YOUR OBJECTIVE
Copy out every line exactly as given.

** Start of INFORMATION SUPPLIED **

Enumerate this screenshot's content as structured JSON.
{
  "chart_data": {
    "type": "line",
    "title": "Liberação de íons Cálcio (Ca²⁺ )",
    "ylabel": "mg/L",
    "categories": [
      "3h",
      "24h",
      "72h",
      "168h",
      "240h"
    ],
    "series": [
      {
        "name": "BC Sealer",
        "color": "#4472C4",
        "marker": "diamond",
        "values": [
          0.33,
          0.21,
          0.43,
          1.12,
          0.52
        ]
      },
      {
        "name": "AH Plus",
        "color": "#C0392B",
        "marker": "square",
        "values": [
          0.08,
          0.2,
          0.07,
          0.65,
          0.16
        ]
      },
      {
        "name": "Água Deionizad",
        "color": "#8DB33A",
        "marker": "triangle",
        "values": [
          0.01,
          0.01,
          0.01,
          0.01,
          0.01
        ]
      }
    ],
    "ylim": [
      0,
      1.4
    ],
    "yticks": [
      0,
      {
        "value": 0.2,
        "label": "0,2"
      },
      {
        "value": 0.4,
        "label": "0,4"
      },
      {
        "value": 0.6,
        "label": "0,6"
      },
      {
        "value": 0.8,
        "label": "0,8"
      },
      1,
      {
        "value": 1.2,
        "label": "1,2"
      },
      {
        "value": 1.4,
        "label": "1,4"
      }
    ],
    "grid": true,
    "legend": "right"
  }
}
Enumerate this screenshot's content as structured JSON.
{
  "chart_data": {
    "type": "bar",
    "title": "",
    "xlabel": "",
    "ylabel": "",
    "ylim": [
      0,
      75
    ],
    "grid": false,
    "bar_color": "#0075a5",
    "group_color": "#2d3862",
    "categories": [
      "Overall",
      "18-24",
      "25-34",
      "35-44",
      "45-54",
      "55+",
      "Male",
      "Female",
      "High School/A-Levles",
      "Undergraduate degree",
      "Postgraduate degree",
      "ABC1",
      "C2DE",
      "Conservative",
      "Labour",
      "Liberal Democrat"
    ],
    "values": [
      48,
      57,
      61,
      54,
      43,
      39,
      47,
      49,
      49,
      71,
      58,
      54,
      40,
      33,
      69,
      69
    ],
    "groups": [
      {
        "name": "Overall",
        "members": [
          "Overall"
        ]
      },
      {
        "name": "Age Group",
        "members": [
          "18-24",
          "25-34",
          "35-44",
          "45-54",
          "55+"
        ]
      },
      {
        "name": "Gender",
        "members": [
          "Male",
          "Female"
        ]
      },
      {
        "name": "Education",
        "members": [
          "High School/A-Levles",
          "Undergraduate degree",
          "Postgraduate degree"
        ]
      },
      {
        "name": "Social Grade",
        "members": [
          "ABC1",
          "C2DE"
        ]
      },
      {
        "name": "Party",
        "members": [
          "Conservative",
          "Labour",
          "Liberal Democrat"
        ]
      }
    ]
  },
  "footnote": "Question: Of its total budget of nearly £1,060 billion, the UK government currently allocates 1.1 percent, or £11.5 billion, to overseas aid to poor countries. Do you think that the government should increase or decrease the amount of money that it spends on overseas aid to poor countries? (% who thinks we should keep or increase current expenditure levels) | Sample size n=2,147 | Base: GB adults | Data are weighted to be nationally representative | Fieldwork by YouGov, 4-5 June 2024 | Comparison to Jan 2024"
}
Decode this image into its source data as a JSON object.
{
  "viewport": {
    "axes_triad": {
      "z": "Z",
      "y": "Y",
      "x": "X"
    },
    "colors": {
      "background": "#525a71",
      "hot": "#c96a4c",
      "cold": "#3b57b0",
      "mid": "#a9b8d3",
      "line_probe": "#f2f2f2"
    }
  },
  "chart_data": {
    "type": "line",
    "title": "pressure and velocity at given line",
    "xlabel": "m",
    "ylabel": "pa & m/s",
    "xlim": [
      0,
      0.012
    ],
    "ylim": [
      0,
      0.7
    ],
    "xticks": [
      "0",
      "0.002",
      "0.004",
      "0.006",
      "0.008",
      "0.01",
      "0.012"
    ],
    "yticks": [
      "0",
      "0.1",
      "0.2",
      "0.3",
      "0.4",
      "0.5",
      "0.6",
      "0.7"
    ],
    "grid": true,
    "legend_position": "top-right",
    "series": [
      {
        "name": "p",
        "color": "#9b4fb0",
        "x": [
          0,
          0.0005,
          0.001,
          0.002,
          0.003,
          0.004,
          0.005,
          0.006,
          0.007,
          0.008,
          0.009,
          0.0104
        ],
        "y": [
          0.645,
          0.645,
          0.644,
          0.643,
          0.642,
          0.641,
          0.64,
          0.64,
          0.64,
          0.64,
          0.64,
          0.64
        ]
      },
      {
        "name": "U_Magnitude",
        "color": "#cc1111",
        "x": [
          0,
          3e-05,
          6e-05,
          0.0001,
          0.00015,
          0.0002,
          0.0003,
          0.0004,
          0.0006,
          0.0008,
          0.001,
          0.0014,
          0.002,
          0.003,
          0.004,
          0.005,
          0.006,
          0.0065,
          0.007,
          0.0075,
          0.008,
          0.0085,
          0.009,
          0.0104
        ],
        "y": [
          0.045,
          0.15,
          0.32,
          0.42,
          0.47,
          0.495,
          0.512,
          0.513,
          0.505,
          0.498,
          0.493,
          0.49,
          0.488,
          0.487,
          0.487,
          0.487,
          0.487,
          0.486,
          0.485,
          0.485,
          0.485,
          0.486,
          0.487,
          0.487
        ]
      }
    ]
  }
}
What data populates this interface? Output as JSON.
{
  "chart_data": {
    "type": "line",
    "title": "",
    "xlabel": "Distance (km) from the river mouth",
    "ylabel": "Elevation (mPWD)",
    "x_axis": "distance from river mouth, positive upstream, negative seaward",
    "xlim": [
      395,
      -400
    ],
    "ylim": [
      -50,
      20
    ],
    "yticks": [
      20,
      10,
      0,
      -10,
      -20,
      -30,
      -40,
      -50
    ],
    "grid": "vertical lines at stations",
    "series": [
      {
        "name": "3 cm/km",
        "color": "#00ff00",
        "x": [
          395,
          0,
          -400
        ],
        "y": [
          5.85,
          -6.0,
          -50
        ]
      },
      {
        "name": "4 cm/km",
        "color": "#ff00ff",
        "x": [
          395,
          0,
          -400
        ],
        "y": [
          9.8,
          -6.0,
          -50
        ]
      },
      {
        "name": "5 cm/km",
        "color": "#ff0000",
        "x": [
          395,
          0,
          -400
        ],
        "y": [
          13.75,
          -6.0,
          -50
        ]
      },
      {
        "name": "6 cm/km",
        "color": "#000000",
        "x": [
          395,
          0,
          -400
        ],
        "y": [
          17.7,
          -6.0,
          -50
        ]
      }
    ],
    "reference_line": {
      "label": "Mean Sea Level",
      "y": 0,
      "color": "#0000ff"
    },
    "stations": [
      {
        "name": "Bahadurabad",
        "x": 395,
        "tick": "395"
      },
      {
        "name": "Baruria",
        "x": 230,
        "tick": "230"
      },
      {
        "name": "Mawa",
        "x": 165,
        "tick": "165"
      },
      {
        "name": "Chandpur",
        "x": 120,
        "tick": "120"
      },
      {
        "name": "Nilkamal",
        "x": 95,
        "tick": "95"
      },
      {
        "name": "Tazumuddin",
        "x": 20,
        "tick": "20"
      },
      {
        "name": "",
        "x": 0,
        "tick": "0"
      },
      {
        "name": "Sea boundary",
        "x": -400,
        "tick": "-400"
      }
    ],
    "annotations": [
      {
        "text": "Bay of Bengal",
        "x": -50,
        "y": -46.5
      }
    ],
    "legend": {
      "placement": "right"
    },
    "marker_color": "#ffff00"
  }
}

** End of INFORMATION SUPPLIED **

EXERCISE OUTPUT
Enumerate this screenshot's content as structured JSON.
{
  "chart_data": {
    "type": "line",
    "title": "Liberação de íons Cálcio (Ca²⁺ )",
    "ylabel": "mg/L",
    "categories": [
      "3h",
      "24h",
      "72h",
      "168h",
      "240h"
    ],
    "series": [
      {
        "name": "BC Sealer",
        "color": "#4472C4",
        "marker": "diamond",
        "values": [
          0.33,
          0.21,
          0.43,
          1.12,
          0.52
        ]
      },
      {
        "name": "AH Plus",
        "color": "#C0392B",
        "marker": "square",
        "values": [
          0.08,
          0.2,
          0.07,
          0.65,
          0.16
        ]
      },
      {
        "name": "Água Deionizad",
        "color": "#8DB33A",
        "marker": "triangle",
        "values": [
          0.01,
          0.01,
          0.01,
          0.01,
          0.01
        ]
      }
    ],
    "ylim": [
      0,
      1.4
    ],
    "yticks": [
      0,
      {
        "value": 0.2,
        "label": "0,2"
      },
      {
        "value": 0.4,
        "label": "0,4"
      },
      {
        "value": 0.6,
        "label": "0,6"
      },
      {
        "value": 0.8,
        "label": "0,8"
      },
      1,
      {
        "value": 1.2,
        "label": "1,2"
      },
      {
        "value": 1.4,
        "label": "1,4"
      }
    ],
    "grid": true,
    "legend": "right"
  }
}
Enumerate this screenshot's content as structured JSON.
{
  "chart_data": {
    "type": "bar",
    "title": "",
    "xlabel": "",
    "ylabel": "",
    "ylim": [
      0,
      75
    ],
    "grid": false,
    "bar_color": "#0075a5",
    "group_color": "#2d3862",
    "categories": [
      "Overall",
      "18-24",
      "25-34",
      "35-44",
      "45-54",
      "55+",
      "Male",
      "Female",
      "High School/A-Levles",
      "Undergraduate degree",
      "Postgraduate degree",
      "ABC1",
      "C2DE",
      "Conservative",
      "Labour",
      "Liberal Democrat"
    ],
    "values": [
      48,
      57,
      61,
      54,
      43,
      39,
      47,
      49,
      49,
      71,
      58,
      54,
      40,
      33,
      69,
      69
    ],
    "groups": [
      {
        "name": "Overall",
        "members": [
          "Overall"
        ]
      },
      {
        "name": "Age Group",
        "members": [
          "18-24",
          "25-34",
          "35-44",
          "45-54",
          "55+"
        ]
      },
      {
        "name": "Gender",
        "members": [
          "Male",
          "Female"
        ]
      },
      {
        "name": "Education",
        "members": [
          "High School/A-Levles",
          "Undergraduate degree",
          "Postgraduate degree"
        ]
      },
      {
        "name": "Social Grade",
        "members": [
          "ABC1",
          "C2DE"
        ]
      },
      {
        "name": "Party",
        "members": [
          "Conservative",
          "Labour",
          "Liberal Democrat"
        ]
      }
    ]
  },
  "footnote": "Question: Of its total budget of nearly £1,060 billion, the UK government currently allocates 1.1 percent, or £11.5 billion, to overseas aid to poor countries. Do you think that the government should increase or decrease the amount of money that it spends on overseas aid to poor countries? (% who thinks we should keep or increase current expenditure levels) | Sample size n=2,147 | Base: GB adults | Data are weighted to be nationally representative | Fieldwork by YouGov, 4-5 June 2024 | Comparison to Jan 2024"
}
Decode this image into its source data as a JSON object.
{
  "viewport": {
    "axes_triad": {
      "z": "Z",
      "y": "Y",
      "x": "X"
    },
    "colors": {
      "background": "#525a71",
      "hot": "#c96a4c",
      "cold": "#3b57b0",
      "mid": "#a9b8d3",
      "line_probe": "#f2f2f2"
    }
  },
  "chart_data": {
    "type": "line",
    "title": "pressure and velocity at given line",
    "xlabel": "m",
    "ylabel": "pa & m/s",
    "xlim": [
      0,
      0.012
    ],
    "ylim": [
      0,
      0.7
    ],
    "xticks": [
      "0",
      "0.002",
      "0.004",
      "0.006",
      "0.008",
      "0.01",
      "0.012"
    ],
    "yticks": [
      "0",
      "0.1",
      "0.2",
      "0.3",
      "0.4",
      "0.5",
      "0.6",
      "0.7"
    ],
    "grid": true,
    "legend_position": "top-right",
    "series": [
      {
        "name": "p",
        "color": "#9b4fb0",
        "x": [
          0,
          0.0005,
          0.001,
          0.002,
          0.003,
          0.004,
          0.005,
          0.006,
          0.007,
          0.008,
          0.009,
          0.0104
        ],
        "y": [
          0.645,
          0.645,
          0.644,
          0.643,
          0.642,
          0.641,
          0.64,
          0.64,
          0.64,
          0.64,
          0.64,
          0.64
        ]
      },
      {
        "name": "U_Magnitude",
        "color": "#cc1111",
        "x": [
          0,
          3e-05,
          6e-05,
          0.0001,
          0.00015,
          0.0002,
          0.0003,
          0.0004,
          0.0006,
          0.0008,
          0.001,
          0.0014,
          0.002,
          0.003,
          0.004,
          0.005,
          0.006,
          0.0065,
          0.007,
          0.0075,
          0.008,
          0.0085,
          0.009,
          0.0104
        ],
        "y": [
          0.045,
          0.15,
          0.32,
          0.42,
          0.47,
          0.495,
          0.512,
          0.513,
          0.505,
          0.498,
          0.493,
          0.49,
          0.488,
          0.487,
          0.487,
          0.487,
          0.487,
          0.486,
          0.485,
          0.485,
          0.485,
          0.486,
          0.487,
          0.487
        ]
      }
    ]
  }
}
What data populates this interface? Output as JSON.
{
  "chart_data": {
    "type": "line",
    "title": "",
    "xlabel": "Distance (km) from the river mouth",
    "ylabel": "Elevation (mPWD)",
    "x_axis": "distance from river mouth, positive upstream, negative seaward",
    "xlim": [
      395,
      -400
    ],
    "ylim": [
      -50,
      20
    ],
    "yticks": [
      20,
      10,
      0,
      -10,
      -20,
      -30,
      -40,
      -50
    ],
    "grid": "vertical lines at stations",
    "series": [
      {
        "name": "3 cm/km",
        "color": "#00ff00",
        "x": [
          395,
          0,
          -400
        ],
        "y": [
          5.85,
          -6.0,
          -50
        ]
      },
      {
        "name": "4 cm/km",
        "color": "#ff00ff",
        "x": [
          395,
          0,
          -400
        ],
        "y": [
          9.8,
          -6.0,
          -50
        ]
      },
      {
        "name": "5 cm/km",
        "color": "#ff0000",
        "x": [
          395,
          0,
          -400
        ],
        "y": [
          13.75,
          -6.0,
          -50
        ]
      },
      {
        "name": "6 cm/km",
        "color": "#000000",
        "x": [
          395,
          0,
          -400
        ],
        "y": [
          17.7,
          -6.0,
          -50
        ]
      }
    ],
    "reference_line": {
      "label": "Mean Sea Level",
      "y": 0,
      "color": "#0000ff"
    },
    "stations": [
      {
        "name": "Bahadurabad",
        "x": 395,
        "tick": "395"
      },
      {
        "name": "Baruria",
        "x": 230,
        "tick": "230"
      },
      {
        "name": "Mawa",
        "x": 165,
        "tick": "165"
      },
      {
        "name": "Chandpur",
        "x": 120,
        "tick": "120"
      },
      {
        "name": "Nilkamal",
        "x": 95,
        "tick": "95"
      },
      {
        "name": "Tazumuddin",
        "x": 20,
        "tick": "20"
      },
      {
        "name": "",
        "x": 0,
        "tick": "0"
      },
      {
        "name": "Sea boundary",
        "x": -400,
        "tick": "-400"
      }
    ],
    "annotations": [
      {
        "text": "Bay of Bengal",
        "x": -50,
        "y": -46.5
      }
    ],
    "legend": {
      "placement": "right"
    },
    "marker_color": "#ffff00"
  }
}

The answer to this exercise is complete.